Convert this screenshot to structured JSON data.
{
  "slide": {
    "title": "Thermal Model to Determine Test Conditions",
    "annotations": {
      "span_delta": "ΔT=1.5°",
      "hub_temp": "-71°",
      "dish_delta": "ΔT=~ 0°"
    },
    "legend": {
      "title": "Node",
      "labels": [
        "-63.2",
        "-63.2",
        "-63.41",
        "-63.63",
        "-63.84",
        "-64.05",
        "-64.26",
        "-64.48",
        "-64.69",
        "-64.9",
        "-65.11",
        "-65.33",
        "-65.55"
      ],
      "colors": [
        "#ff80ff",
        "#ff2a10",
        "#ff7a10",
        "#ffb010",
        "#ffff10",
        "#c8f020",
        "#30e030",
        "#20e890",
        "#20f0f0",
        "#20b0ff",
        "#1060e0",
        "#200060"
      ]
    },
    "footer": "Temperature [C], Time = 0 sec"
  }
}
==========
AIM OF THE TASK: Extract all the entries word for word.

SOLVED PROBLEM:
Convert this screenshot to structured JSON data.
{
  "slide": {
    "title": "Thermal Model to Determine Test Conditions",
    "annotations": {
      "span_delta": "ΔT=1.5°",
      "hub_temp": "-71°",
      "dish_delta": "ΔT=~ 0°"
    },
    "legend": {
      "title": "Node",
      "labels": [
        "-63.2",
        "-63.2",
        "-63.41",
        "-63.63",
        "-63.84",
        "-64.05",
        "-64.26",
        "-64.48",
        "-64.69",
        "-64.9",
        "-65.11",
        "-65.33",
        "-65.55"
      ],
      "colors": [
        "#ff80ff",
        "#ff2a10",
        "#ff7a10",
        "#ffb010",
        "#ffff10",
        "#c8f020",
        "#30e030",
        "#20e890",
        "#20f0f0",
        "#20b0ff",
        "#1060e0",
        "#200060"
      ]
    },
    "footer": "Temperature [C], Time = 0 sec"
  }
}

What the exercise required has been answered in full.